## Start Material provided

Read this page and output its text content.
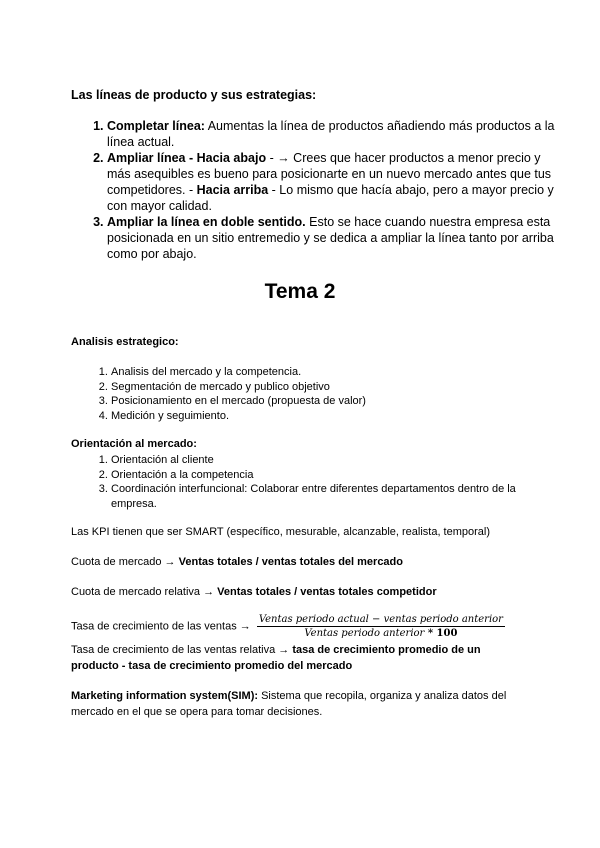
Las líneas de producto y sus estrategias:

1. Completar línea: Aumentas la línea de productos añadiendo más productos a la línea actual.
2. Ampliar línea - Hacia abajo - → Crees que hacer productos a menor precio y más asequibles es bueno para posicionarte en un nuevo mercado antes que tus competidores. - Hacia arriba - Lo mismo que hacía abajo, pero a mayor precio y con mayor calidad.
3. Ampliar la línea en doble sentido. Esto se hace cuando nuestra empresa esta posicionada en un sitio entremedio y se dedica a ampliar la línea tanto por arriba como por abajo.
Tema 2

Analisis estrategico:

1. Analisis del mercado y la competencia.
2. Segmentación de mercado y publico objetivo
3. Posicionamiento en el mercado (propuesta de valor)
4. Medición y seguimiento.

Orientación al mercado:

1. Orientación al cliente
2. Orientación a la competencia
3. Coordinación interfuncional: Colaborar entre diferentes departamentos dentro de la empresa.

Las KPI tienen que ser SMART (específico, mesurable, alcanzable, realista, temporal)

Cuota de mercado → Ventas totales / ventas totales del mercado

Cuota de mercado relativa → Ventas totales / ventas totales competidor

Tasa de crecimiento de las ventas → $\frac{\text{Ventas periodo actual − ventas periodo anterior}}{\text{Ventas periodo anterior * 100}}$

Tasa de crecimiento de las ventas relativa → tasa de crecimiento promedio de un producto - tasa de crecimiento promedio del mercado

Marketing information system(SIM): Sistema que recopila, organiza y analiza datos del mercado en el que se opera para tomar decisiones.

## End Material provided

▶ [Exercise brief]
Pictures are to be left out; the records above must be repeated word for word.

▶ [Response to this task]
Read this page and output its text content.
Las líneas de producto y sus estrategias:

1. Completar línea: Aumentas la línea de productos añadiendo más productos a la línea actual.
2. Ampliar línea - Hacia abajo - → Crees que hacer productos a menor precio y más asequibles es bueno para posicionarte en un nuevo mercado antes que tus competidores. - Hacia arriba - Lo mismo que hacía abajo, pero a mayor precio y con mayor calidad.
3. Ampliar la línea en doble sentido. Esto se hace cuando nuestra empresa esta posicionada en un sitio entremedio y se dedica a ampliar la línea tanto por arriba como por abajo.
Tema 2

Analisis estrategico:

1. Analisis del mercado y la competencia.
2. Segmentación de mercado y publico objetivo
3. Posicionamiento en el mercado (propuesta de valor)
4. Medición y seguimiento.

Orientación al mercado:

1. Orientación al cliente
2. Orientación a la competencia
3. Coordinación interfuncional: Colaborar entre diferentes departamentos dentro de la empresa.

Las KPI tienen que ser SMART (específico, mesurable, alcanzable, realista, temporal)

Cuota de mercado → Ventas totales / ventas totales del mercado

Cuota de mercado relativa → Ventas totales / ventas totales competidor

Tasa de crecimiento de las ventas → $\frac{\text{Ventas periodo actual − ventas periodo anterior}}{\text{Ventas periodo anterior * 100}}$

Tasa de crecimiento de las ventas relativa → tasa de crecimiento promedio de un producto - tasa de crecimiento promedio del mercado

Marketing information system(SIM): Sistema que recopila, organiza y analiza datos del mercado en el que se opera para tomar decisiones.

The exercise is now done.